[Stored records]
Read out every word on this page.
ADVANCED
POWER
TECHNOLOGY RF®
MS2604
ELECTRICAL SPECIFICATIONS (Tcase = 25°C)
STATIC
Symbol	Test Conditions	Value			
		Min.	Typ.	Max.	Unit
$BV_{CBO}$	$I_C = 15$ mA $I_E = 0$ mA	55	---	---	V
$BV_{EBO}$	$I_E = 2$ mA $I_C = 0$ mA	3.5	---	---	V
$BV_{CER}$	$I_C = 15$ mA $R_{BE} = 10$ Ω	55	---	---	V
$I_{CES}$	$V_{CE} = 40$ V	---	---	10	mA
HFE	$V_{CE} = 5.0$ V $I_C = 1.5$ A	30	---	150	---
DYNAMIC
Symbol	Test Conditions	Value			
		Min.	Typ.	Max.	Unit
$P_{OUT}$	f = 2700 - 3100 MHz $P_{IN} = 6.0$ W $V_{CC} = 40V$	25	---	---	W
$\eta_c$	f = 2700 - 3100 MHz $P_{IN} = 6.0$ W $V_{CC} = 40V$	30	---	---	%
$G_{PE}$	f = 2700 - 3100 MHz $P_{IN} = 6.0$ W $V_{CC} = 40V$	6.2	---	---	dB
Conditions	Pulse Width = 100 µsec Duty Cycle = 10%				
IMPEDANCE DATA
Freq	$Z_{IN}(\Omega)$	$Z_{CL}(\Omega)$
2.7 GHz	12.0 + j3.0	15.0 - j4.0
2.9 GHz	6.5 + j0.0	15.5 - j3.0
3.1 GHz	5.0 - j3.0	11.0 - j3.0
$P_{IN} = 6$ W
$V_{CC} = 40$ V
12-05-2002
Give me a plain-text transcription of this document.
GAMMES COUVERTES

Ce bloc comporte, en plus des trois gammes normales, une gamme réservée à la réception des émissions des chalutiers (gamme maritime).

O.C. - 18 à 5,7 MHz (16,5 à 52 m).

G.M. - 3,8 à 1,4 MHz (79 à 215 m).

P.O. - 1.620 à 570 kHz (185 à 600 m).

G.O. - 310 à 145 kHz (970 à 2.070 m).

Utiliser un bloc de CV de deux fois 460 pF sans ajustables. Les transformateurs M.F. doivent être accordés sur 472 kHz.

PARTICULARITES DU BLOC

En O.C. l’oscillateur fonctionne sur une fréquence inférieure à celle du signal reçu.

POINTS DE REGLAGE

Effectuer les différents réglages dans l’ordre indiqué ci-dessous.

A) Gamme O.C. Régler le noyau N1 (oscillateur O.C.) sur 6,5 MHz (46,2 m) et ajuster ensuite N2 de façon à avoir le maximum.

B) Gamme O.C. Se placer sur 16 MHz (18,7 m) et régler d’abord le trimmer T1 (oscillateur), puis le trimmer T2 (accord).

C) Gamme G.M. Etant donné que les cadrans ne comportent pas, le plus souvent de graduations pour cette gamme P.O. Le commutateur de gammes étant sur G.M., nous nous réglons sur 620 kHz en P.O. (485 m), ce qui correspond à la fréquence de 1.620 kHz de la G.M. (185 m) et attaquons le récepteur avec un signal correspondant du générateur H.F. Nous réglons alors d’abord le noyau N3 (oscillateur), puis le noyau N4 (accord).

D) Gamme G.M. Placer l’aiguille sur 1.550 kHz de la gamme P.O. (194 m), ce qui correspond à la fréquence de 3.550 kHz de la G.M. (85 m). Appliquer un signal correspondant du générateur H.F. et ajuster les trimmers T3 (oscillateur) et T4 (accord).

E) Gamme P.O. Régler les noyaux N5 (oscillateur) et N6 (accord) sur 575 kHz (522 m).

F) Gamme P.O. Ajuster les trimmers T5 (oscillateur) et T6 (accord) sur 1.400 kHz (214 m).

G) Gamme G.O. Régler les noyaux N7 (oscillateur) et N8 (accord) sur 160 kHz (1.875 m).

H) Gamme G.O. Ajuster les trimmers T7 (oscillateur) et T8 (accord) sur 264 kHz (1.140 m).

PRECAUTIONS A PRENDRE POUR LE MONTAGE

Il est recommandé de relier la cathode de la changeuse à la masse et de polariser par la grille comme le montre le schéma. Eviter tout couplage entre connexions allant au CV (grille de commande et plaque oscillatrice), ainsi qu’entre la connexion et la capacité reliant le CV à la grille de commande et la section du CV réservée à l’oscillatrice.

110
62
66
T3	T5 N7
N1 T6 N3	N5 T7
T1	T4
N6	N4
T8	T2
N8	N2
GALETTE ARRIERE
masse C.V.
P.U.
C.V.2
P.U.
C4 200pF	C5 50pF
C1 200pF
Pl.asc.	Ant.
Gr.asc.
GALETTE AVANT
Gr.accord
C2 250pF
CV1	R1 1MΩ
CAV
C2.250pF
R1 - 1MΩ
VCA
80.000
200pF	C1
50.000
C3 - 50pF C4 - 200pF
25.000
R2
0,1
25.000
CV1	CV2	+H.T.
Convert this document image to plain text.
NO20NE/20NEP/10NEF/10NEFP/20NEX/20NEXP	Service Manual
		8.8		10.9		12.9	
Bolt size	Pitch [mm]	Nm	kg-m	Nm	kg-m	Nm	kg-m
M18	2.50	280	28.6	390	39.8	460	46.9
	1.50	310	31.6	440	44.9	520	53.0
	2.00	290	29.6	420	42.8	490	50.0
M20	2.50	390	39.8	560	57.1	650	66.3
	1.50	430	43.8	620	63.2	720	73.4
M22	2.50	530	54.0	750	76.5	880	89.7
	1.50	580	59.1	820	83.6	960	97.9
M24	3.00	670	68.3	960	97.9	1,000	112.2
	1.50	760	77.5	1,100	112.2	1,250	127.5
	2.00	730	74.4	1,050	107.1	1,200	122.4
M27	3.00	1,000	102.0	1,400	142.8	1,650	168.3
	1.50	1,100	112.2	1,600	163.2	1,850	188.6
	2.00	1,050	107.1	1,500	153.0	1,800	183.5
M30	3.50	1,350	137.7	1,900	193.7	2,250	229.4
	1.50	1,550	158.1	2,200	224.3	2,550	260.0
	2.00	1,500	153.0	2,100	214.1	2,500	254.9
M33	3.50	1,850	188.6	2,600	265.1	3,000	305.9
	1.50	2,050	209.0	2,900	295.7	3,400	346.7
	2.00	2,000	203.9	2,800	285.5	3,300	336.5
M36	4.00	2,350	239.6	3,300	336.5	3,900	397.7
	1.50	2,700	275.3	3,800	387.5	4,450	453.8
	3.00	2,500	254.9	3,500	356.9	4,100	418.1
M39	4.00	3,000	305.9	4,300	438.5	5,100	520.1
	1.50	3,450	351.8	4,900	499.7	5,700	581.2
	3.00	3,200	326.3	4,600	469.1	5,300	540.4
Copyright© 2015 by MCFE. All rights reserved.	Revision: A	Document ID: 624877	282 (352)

Given instruction: Print again each line of the listing above, exactly as it appears.

Answer to this exercise:
Read out every word on this page.
ADVANCED
POWER
TECHNOLOGY RF®
MS2604
ELECTRICAL SPECIFICATIONS (Tcase = 25°C)
STATIC
Symbol	Test Conditions	Value			
		Min.	Typ.	Max.	Unit
$BV_{CBO}$	$I_C = 15$ mA $I_E = 0$ mA	55	---	---	V
$BV_{EBO}$	$I_E = 2$ mA $I_C = 0$ mA	3.5	---	---	V
$BV_{CER}$	$I_C = 15$ mA $R_{BE} = 10$ Ω	55	---	---	V
$I_{CES}$	$V_{CE} = 40$ V	---	---	10	mA
HFE	$V_{CE} = 5.0$ V $I_C = 1.5$ A	30	---	150	---
DYNAMIC
Symbol	Test Conditions	Value			
		Min.	Typ.	Max.	Unit
$P_{OUT}$	f = 2700 - 3100 MHz $P_{IN} = 6.0$ W $V_{CC} = 40V$	25	---	---	W
$\eta_c$	f = 2700 - 3100 MHz $P_{IN} = 6.0$ W $V_{CC} = 40V$	30	---	---	%
$G_{PE}$	f = 2700 - 3100 MHz $P_{IN} = 6.0$ W $V_{CC} = 40V$	6.2	---	---	dB
Conditions	Pulse Width = 100 µsec Duty Cycle = 10%				
IMPEDANCE DATA
Freq	$Z_{IN}(\Omega)$	$Z_{CL}(\Omega)$
2.7 GHz	12.0 + j3.0	15.0 - j4.0
2.9 GHz	6.5 + j0.0	15.5 - j3.0
3.1 GHz	5.0 - j3.0	11.0 - j3.0
$P_{IN} = 6$ W
$V_{CC} = 40$ V
12-05-2002
Give me a plain-text transcription of this document.
GAMMES COUVERTES

Ce bloc comporte, en plus des trois gammes normales, une gamme réservée à la réception des émissions des chalutiers (gamme maritime).

O.C. - 18 à 5,7 MHz (16,5 à 52 m).

G.M. - 3,8 à 1,4 MHz (79 à 215 m).

P.O. - 1.620 à 570 kHz (185 à 600 m).

G.O. - 310 à 145 kHz (970 à 2.070 m).

Utiliser un bloc de CV de deux fois 460 pF sans ajustables. Les transformateurs M.F. doivent être accordés sur 472 kHz.

PARTICULARITES DU BLOC

En O.C. l’oscillateur fonctionne sur une fréquence inférieure à celle du signal reçu.

POINTS DE REGLAGE

Effectuer les différents réglages dans l’ordre indiqué ci-dessous.

A) Gamme O.C. Régler le noyau N1 (oscillateur O.C.) sur 6,5 MHz (46,2 m) et ajuster ensuite N2 de façon à avoir le maximum.

B) Gamme O.C. Se placer sur 16 MHz (18,7 m) et régler d’abord le trimmer T1 (oscillateur), puis le trimmer T2 (accord).

C) Gamme G.M. Etant donné que les cadrans ne comportent pas, le plus souvent de graduations pour cette gamme P.O. Le commutateur de gammes étant sur G.M., nous nous réglons sur 620 kHz en P.O. (485 m), ce qui correspond à la fréquence de 1.620 kHz de la G.M. (185 m) et attaquons le récepteur avec un signal correspondant du générateur H.F. Nous réglons alors d’abord le noyau N3 (oscillateur), puis le noyau N4 (accord).

D) Gamme G.M. Placer l’aiguille sur 1.550 kHz de la gamme P.O. (194 m), ce qui correspond à la fréquence de 3.550 kHz de la G.M. (85 m). Appliquer un signal correspondant du générateur H.F. et ajuster les trimmers T3 (oscillateur) et T4 (accord).

E) Gamme P.O. Régler les noyaux N5 (oscillateur) et N6 (accord) sur 575 kHz (522 m).

F) Gamme P.O. Ajuster les trimmers T5 (oscillateur) et T6 (accord) sur 1.400 kHz (214 m).

G) Gamme G.O. Régler les noyaux N7 (oscillateur) et N8 (accord) sur 160 kHz (1.875 m).

H) Gamme G.O. Ajuster les trimmers T7 (oscillateur) et T8 (accord) sur 264 kHz (1.140 m).

PRECAUTIONS A PRENDRE POUR LE MONTAGE

Il est recommandé de relier la cathode de la changeuse à la masse et de polariser par la grille comme le montre le schéma. Eviter tout couplage entre connexions allant au CV (grille de commande et plaque oscillatrice), ainsi qu’entre la connexion et la capacité reliant le CV à la grille de commande et la section du CV réservée à l’oscillatrice.

110
62
66
T3	T5 N7
N1 T6 N3	N5 T7
T1	T4
N6	N4
T8	T2
N8	N2
GALETTE ARRIERE
masse C.V.
P.U.
C.V.2
P.U.
C4 200pF	C5 50pF
C1 200pF
Pl.asc.	Ant.
Gr.asc.
GALETTE AVANT
Gr.accord
C2 250pF
CV1	R1 1MΩ
CAV
C2.250pF
R1 - 1MΩ
VCA
80.000
200pF	C1
50.000
C3 - 50pF C4 - 200pF
25.000
R2
0,1
25.000
CV1	CV2	+H.T.
Convert this document image to plain text.
NO20NE/20NEP/10NEF/10NEFP/20NEX/20NEXP	Service Manual
		8.8		10.9		12.9	
Bolt size	Pitch [mm]	Nm	kg-m	Nm	kg-m	Nm	kg-m
M18	2.50	280	28.6	390	39.8	460	46.9
	1.50	310	31.6	440	44.9	520	53.0
	2.00	290	29.6	420	42.8	490	50.0
M20	2.50	390	39.8	560	57.1	650	66.3
	1.50	430	43.8	620	63.2	720	73.4
M22	2.50	530	54.0	750	76.5	880	89.7
	1.50	580	59.1	820	83.6	960	97.9
M24	3.00	670	68.3	960	97.9	1,000	112.2
	1.50	760	77.5	1,100	112.2	1,250	127.5
	2.00	730	74.4	1,050	107.1	1,200	122.4
M27	3.00	1,000	102.0	1,400	142.8	1,650	168.3
	1.50	1,100	112.2	1,600	163.2	1,850	188.6
	2.00	1,050	107.1	1,500	153.0	1,800	183.5
M30	3.50	1,350	137.7	1,900	193.7	2,250	229.4
	1.50	1,550	158.1	2,200	224.3	2,550	260.0
	2.00	1,500	153.0	2,100	214.1	2,500	254.9
M33	3.50	1,850	188.6	2,600	265.1	3,000	305.9
	1.50	2,050	209.0	2,900	295.7	3,400	346.7
	2.00	2,000	203.9	2,800	285.5	3,300	336.5
M36	4.00	2,350	239.6	3,300	336.5	3,900	397.7
	1.50	2,700	275.3	3,800	387.5	4,450	453.8
	3.00	2,500	254.9	3,500	356.9	4,100	418.1
M39	4.00	3,000	305.9	4,300	438.5	5,100	520.1
	1.50	3,450	351.8	4,900	499.7	5,700	581.2
	3.00	3,200	326.3	4,600	469.1	5,300	540.4
Copyright© 2015 by MCFE. All rights reserved.	Revision: A	Document ID: 624877	282 (352)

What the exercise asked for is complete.